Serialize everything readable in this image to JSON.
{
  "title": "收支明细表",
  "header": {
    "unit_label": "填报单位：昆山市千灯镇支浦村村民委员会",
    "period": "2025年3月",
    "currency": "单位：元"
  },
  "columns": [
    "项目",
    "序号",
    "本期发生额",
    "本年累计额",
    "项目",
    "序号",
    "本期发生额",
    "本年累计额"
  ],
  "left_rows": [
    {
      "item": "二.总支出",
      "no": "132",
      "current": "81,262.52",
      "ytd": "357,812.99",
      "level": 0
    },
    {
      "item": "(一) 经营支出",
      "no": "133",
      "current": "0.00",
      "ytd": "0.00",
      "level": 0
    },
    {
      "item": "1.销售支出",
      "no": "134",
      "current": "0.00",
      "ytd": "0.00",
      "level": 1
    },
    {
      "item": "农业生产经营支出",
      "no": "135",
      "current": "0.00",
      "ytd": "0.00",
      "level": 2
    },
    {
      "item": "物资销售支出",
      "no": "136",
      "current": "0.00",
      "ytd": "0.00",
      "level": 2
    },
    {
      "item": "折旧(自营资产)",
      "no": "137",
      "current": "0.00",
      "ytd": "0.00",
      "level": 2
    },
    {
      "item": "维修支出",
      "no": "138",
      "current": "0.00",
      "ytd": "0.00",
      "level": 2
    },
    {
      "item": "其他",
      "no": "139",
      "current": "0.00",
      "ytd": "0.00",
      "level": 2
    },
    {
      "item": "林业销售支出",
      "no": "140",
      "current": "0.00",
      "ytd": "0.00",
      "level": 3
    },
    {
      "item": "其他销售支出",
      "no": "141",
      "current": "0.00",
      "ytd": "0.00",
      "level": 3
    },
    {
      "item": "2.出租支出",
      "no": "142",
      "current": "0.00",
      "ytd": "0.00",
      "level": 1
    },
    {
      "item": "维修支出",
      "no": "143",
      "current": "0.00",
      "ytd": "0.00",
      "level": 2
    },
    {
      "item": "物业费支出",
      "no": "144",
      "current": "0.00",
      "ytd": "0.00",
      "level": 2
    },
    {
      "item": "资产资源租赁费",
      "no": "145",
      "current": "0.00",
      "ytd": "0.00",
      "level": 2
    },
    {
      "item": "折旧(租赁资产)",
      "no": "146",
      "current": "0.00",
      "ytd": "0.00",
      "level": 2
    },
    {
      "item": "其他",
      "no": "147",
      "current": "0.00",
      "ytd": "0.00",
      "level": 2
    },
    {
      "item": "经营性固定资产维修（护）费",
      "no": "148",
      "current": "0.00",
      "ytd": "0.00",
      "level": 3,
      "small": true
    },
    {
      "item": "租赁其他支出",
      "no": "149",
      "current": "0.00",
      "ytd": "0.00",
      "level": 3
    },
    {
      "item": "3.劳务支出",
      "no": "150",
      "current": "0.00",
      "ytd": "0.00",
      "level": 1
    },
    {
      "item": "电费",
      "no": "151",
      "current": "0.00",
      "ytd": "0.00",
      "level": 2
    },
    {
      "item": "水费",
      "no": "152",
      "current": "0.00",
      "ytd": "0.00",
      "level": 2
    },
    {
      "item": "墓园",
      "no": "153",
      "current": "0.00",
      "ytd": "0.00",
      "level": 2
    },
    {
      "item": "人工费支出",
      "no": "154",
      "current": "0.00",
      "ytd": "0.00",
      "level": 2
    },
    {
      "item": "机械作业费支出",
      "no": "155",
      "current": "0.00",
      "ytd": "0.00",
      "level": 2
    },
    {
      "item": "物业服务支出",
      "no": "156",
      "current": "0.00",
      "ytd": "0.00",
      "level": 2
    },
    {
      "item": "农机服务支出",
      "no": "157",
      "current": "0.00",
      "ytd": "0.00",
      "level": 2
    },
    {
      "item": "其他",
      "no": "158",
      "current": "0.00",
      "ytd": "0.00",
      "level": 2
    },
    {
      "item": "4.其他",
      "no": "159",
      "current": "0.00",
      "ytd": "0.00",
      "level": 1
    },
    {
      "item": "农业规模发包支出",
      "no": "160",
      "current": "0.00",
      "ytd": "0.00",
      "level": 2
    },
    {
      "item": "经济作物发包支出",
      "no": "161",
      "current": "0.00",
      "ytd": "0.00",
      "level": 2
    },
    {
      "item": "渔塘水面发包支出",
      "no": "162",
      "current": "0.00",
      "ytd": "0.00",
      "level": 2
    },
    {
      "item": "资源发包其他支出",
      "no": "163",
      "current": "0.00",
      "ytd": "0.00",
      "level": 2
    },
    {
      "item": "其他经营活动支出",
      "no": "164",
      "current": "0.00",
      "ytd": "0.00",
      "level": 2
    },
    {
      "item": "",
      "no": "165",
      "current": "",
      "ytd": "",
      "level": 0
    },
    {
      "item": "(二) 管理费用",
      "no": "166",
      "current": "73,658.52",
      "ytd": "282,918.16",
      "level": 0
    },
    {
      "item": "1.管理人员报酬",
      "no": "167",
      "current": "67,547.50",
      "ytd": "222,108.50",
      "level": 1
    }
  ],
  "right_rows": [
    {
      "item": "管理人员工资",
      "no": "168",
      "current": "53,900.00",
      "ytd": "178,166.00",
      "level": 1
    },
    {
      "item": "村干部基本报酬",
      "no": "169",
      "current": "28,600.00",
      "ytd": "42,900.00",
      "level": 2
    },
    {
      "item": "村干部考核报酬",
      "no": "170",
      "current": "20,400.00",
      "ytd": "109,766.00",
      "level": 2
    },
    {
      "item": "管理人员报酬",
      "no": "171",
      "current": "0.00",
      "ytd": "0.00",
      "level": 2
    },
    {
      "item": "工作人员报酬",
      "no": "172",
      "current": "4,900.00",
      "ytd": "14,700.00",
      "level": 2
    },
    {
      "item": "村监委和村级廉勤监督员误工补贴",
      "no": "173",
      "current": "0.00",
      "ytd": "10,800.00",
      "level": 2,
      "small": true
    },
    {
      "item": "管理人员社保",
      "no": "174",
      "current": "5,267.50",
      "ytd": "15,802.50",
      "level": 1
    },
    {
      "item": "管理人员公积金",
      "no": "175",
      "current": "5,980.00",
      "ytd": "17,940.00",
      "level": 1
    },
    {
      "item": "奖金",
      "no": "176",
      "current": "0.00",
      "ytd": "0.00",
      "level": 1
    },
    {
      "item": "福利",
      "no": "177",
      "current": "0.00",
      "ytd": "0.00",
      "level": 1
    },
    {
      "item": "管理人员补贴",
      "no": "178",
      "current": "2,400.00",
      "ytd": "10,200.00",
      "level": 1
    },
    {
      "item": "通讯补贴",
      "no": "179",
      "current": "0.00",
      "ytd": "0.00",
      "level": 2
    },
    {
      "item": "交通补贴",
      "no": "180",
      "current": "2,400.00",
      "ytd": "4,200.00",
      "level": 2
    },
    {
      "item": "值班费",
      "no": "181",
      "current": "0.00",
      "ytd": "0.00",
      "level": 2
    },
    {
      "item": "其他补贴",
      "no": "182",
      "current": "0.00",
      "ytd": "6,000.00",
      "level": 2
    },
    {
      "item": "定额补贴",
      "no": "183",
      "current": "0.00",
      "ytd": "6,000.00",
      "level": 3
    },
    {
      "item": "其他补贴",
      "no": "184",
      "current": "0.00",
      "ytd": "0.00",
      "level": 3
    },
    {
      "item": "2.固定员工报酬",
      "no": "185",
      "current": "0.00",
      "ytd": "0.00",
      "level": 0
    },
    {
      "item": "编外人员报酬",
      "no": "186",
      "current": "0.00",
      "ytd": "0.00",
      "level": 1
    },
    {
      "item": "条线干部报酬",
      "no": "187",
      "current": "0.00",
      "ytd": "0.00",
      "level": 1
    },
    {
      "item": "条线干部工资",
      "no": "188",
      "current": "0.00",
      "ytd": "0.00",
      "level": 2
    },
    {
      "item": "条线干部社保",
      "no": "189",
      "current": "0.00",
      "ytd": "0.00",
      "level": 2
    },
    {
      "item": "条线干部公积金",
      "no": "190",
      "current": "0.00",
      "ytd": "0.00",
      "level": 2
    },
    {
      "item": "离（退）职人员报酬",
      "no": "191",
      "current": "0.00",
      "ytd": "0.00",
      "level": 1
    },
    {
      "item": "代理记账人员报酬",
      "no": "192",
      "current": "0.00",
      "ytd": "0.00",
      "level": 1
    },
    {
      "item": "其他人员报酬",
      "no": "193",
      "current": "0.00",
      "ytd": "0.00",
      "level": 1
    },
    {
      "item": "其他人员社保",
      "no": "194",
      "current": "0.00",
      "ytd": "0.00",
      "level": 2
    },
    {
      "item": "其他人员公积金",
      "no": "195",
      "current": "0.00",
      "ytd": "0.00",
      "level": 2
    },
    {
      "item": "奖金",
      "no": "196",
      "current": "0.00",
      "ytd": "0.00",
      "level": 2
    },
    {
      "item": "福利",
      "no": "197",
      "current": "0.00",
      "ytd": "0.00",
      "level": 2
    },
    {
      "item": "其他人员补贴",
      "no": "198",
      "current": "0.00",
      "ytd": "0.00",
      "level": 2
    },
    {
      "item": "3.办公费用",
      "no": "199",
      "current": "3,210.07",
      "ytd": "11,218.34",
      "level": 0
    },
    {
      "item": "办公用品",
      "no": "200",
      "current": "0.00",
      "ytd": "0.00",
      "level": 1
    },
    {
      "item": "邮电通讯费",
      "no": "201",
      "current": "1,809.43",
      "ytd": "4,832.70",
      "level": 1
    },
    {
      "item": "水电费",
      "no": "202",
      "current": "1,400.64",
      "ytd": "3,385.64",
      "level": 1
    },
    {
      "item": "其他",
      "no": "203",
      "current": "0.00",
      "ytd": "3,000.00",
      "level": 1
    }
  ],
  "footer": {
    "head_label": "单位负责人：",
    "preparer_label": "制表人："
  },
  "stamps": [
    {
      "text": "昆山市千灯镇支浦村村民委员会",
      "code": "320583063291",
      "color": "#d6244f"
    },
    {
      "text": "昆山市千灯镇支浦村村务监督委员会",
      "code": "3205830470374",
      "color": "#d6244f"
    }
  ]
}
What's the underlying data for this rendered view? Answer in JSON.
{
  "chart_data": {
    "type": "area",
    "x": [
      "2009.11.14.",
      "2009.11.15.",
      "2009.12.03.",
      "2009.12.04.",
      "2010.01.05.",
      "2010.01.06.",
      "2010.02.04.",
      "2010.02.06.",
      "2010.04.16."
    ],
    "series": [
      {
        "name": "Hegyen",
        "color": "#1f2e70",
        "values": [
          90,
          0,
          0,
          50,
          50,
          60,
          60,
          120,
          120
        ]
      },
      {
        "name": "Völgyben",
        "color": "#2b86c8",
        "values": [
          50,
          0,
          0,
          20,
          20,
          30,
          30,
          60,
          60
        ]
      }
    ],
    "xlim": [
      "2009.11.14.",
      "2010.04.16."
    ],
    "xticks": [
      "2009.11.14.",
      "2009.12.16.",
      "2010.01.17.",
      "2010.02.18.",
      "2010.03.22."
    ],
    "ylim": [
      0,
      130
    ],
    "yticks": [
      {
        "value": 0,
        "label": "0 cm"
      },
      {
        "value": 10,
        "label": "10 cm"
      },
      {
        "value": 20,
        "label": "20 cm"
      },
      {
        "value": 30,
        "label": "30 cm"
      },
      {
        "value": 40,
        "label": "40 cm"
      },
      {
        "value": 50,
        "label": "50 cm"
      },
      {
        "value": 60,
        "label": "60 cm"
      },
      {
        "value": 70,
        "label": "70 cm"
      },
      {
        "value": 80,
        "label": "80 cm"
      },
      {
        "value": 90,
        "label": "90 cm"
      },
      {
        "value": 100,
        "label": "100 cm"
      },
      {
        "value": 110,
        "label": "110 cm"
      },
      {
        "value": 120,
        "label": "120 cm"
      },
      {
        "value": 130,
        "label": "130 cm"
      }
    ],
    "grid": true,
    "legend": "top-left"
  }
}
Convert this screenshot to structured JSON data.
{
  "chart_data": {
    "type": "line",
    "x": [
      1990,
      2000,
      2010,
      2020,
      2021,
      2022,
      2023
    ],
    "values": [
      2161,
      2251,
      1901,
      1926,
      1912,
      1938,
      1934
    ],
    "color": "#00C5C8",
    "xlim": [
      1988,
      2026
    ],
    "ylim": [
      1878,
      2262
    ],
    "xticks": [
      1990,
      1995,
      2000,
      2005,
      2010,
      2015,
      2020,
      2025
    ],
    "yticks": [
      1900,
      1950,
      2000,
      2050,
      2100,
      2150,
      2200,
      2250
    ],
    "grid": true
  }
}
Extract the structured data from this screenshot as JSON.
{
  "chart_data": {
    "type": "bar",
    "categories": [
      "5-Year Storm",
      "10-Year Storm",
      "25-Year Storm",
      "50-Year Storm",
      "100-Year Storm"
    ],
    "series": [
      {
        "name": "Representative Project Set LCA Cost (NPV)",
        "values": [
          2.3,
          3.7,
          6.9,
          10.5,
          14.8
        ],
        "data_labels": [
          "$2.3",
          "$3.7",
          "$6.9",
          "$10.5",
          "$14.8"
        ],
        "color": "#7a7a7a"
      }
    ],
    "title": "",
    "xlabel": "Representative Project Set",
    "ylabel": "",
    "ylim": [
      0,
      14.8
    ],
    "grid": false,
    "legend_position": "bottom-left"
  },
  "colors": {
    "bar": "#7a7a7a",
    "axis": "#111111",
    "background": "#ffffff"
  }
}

______

— TASK INSTRUCTIONS —
Starting from the line with "Extract the structured" and ending with the final line of the data, quote every line exactly, both ends included.

— SOLVED EXERCISE —
Extract the structured data from this screenshot as JSON.
{
  "chart_data": {
    "type": "bar",
    "categories": [
      "5-Year Storm",
      "10-Year Storm",
      "25-Year Storm",
      "50-Year Storm",
      "100-Year Storm"
    ],
    "series": [
      {
        "name": "Representative Project Set LCA Cost (NPV)",
        "values": [
          2.3,
          3.7,
          6.9,
          10.5,
          14.8
        ],
        "data_labels": [
          "$2.3",
          "$3.7",
          "$6.9",
          "$10.5",
          "$14.8"
        ],
        "color": "#7a7a7a"
      }
    ],
    "title": "",
    "xlabel": "Representative Project Set",
    "ylabel": "",
    "ylim": [
      0,
      14.8
    ],
    "grid": false,
    "legend_position": "bottom-left"
  },
  "colors": {
    "bar": "#7a7a7a",
    "axis": "#111111",
    "background": "#ffffff"
  }
}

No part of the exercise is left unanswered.